DIRECTIVE
Quote precisely the final stretch of the listing: start at the line containing "Serialize everything readable" and stop after the last line.

Collected data entries
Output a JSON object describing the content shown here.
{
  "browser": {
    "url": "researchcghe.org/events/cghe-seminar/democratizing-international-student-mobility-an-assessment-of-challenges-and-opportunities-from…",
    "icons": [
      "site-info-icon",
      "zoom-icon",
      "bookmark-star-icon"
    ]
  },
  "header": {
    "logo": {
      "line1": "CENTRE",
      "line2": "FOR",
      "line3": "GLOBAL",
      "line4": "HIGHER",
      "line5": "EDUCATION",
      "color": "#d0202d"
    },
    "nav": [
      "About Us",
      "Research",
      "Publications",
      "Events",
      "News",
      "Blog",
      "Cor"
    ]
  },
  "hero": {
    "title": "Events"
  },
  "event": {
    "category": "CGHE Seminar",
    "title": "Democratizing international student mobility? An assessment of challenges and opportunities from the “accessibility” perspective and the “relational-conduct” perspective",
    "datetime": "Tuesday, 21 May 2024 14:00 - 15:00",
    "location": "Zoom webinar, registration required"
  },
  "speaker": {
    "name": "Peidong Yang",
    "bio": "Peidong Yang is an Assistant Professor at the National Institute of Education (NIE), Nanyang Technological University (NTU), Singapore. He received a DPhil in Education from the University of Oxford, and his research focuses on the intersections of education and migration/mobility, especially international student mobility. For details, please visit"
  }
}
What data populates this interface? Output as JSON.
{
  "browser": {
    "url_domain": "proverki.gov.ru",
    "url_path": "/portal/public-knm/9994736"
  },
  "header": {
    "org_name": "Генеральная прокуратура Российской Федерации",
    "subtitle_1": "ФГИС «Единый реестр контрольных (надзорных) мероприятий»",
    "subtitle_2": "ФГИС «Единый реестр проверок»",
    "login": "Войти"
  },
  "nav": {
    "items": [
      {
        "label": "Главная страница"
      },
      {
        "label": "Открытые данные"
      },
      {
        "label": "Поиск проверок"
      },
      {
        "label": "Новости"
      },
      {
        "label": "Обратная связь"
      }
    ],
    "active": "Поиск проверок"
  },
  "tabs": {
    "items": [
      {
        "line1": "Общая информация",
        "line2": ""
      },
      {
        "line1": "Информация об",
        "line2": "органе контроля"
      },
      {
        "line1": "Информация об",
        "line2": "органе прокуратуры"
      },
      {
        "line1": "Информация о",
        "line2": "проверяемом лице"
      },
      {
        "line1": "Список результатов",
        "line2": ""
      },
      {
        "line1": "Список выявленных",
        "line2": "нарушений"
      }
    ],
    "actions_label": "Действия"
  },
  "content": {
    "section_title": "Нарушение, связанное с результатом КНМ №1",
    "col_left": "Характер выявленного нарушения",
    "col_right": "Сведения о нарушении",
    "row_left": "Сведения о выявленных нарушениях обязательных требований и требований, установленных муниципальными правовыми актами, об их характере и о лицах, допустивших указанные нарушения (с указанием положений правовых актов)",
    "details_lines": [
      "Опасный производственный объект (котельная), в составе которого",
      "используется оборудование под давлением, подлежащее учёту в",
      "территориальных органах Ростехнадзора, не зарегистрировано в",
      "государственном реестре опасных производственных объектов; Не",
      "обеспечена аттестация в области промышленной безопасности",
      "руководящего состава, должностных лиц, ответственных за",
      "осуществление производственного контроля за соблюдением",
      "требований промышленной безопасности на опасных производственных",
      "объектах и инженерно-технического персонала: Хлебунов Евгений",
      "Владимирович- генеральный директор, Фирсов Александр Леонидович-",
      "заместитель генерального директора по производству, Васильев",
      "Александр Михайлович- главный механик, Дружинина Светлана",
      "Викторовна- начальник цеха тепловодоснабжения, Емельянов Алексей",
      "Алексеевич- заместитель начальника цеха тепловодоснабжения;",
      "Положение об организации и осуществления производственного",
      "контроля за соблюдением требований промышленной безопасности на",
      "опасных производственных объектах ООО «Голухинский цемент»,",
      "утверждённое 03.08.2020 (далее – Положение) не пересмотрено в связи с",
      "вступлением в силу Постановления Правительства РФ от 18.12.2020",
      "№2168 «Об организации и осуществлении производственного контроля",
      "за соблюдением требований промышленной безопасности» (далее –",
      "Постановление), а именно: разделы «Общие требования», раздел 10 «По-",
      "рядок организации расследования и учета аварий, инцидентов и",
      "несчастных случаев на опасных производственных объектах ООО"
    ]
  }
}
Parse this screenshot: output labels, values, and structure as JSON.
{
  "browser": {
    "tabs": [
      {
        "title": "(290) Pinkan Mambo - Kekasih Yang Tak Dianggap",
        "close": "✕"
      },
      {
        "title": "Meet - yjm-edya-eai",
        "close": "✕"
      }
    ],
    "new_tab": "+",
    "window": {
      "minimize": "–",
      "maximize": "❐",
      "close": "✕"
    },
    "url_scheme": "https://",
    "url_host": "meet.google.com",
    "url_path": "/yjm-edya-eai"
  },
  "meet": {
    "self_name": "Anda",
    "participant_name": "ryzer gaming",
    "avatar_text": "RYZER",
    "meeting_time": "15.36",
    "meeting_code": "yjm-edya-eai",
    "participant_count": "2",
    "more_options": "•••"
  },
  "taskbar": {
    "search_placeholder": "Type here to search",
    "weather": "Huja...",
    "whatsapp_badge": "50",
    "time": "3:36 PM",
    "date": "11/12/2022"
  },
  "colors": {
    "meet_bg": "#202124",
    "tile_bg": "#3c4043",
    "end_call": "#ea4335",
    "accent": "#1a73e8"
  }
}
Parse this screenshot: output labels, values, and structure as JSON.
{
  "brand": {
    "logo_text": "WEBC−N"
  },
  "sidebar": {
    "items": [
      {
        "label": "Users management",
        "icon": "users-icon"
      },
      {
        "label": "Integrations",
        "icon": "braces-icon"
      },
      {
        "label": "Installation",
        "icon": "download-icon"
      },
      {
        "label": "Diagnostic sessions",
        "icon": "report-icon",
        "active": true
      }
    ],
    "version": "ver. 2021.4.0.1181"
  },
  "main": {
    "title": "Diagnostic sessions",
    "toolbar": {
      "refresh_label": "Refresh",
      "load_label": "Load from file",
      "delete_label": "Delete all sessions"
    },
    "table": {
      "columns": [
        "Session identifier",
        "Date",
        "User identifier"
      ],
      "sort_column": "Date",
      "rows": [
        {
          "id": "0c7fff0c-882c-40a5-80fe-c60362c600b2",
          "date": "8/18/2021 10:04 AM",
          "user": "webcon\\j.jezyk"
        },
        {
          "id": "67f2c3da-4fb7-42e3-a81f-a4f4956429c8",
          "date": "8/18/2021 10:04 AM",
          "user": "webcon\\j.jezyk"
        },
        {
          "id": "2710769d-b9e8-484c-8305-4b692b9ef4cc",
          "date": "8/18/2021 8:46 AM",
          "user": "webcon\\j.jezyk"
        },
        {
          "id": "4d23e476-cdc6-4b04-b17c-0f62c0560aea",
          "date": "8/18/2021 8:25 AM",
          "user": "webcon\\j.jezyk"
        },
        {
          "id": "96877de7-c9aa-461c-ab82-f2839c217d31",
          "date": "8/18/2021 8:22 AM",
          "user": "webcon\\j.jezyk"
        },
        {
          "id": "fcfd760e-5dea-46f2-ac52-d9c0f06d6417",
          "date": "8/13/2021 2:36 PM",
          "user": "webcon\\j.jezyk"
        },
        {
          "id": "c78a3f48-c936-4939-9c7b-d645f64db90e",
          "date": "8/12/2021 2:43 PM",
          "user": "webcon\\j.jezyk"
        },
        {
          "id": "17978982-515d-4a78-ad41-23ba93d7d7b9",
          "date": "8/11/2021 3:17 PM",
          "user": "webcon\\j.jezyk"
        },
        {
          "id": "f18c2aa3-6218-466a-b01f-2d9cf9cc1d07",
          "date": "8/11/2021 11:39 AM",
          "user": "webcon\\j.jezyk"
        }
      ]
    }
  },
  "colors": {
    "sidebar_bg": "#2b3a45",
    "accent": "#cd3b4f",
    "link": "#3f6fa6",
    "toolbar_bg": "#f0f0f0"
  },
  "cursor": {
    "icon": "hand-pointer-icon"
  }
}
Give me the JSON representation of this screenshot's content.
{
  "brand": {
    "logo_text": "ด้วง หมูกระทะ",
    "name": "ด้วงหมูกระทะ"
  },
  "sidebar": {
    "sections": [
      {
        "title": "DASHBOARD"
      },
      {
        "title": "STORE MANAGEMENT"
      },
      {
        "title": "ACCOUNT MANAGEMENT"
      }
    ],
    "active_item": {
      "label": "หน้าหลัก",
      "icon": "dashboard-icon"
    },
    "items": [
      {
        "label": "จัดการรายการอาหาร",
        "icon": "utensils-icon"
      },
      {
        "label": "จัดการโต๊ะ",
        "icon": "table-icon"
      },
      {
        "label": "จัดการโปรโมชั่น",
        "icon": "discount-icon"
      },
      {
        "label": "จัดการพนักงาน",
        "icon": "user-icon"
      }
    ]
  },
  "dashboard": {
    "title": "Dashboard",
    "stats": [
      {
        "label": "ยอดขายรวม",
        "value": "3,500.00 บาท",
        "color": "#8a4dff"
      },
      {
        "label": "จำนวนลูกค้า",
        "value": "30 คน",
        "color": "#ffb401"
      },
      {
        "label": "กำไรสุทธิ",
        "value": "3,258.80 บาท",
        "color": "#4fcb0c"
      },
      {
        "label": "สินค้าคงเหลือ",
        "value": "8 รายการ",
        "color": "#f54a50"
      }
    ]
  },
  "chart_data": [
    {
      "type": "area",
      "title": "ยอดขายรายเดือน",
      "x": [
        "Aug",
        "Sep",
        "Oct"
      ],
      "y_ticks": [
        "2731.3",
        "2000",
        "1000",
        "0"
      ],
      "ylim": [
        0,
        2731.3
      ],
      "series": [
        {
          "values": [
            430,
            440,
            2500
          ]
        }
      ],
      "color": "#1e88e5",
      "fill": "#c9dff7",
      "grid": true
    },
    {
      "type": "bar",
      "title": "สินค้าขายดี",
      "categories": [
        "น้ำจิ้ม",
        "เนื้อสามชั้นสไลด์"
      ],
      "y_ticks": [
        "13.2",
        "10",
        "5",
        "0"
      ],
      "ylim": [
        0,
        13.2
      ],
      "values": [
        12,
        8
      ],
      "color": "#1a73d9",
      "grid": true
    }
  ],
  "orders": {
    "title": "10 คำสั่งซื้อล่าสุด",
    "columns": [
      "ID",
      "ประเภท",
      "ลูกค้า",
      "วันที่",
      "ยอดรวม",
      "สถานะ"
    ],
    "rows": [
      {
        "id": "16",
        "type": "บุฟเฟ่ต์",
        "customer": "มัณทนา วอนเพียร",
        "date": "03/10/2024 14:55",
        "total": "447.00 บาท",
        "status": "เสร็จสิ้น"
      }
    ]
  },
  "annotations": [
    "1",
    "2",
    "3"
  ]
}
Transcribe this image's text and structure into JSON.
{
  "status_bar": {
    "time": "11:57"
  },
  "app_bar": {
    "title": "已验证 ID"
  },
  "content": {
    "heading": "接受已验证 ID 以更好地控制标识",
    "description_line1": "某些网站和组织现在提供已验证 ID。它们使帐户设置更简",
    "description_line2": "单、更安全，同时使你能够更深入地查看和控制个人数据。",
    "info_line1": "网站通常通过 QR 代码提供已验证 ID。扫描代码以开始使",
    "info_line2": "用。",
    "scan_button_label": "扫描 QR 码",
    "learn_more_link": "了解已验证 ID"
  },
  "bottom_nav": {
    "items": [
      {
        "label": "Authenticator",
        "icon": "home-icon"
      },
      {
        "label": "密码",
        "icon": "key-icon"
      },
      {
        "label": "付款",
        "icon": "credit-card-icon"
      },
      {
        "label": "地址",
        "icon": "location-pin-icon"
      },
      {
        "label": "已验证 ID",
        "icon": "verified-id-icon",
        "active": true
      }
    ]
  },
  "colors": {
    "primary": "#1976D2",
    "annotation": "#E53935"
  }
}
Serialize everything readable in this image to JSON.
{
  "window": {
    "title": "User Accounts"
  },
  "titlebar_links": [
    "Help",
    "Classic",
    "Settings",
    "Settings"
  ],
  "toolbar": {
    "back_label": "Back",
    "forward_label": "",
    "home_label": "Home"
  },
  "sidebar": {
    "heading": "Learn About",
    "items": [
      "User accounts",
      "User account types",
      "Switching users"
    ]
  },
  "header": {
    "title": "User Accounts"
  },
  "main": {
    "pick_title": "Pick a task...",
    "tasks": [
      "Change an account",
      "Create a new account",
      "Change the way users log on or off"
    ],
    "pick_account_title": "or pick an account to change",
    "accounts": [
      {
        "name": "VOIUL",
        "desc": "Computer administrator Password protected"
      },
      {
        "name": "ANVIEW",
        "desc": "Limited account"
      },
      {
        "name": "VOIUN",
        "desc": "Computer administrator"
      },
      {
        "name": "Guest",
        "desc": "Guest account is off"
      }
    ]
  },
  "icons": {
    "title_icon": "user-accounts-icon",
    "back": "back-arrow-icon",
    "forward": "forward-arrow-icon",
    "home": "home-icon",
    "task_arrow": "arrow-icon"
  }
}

WRITTEN ANSWER
Serialize everything readable in this image to JSON.
{
  "window": {
    "title": "User Accounts"
  },
  "titlebar_links": [
    "Help",
    "Classic",
    "Settings",
    "Settings"
  ],
  "toolbar": {
    "back_label": "Back",
    "forward_label": "",
    "home_label": "Home"
  },
  "sidebar": {
    "heading": "Learn About",
    "items": [
      "User accounts",
      "User account types",
      "Switching users"
    ]
  },
  "header": {
    "title": "User Accounts"
  },
  "main": {
    "pick_title": "Pick a task...",
    "tasks": [
      "Change an account",
      "Create a new account",
      "Change the way users log on or off"
    ],
    "pick_account_title": "or pick an account to change",
    "accounts": [
      {
        "name": "VOIUL",
        "desc": "Computer administrator Password protected"
      },
      {
        "name": "ANVIEW",
        "desc": "Limited account"
      },
      {
        "name": "VOIUN",
        "desc": "Computer administrator"
      },
      {
        "name": "Guest",
        "desc": "Guest account is off"
      }
    ]
  },
  "icons": {
    "title_icon": "user-accounts-icon",
    "back": "back-arrow-icon",
    "forward": "forward-arrow-icon",
    "home": "home-icon",
    "task_arrow": "arrow-icon"
  }
}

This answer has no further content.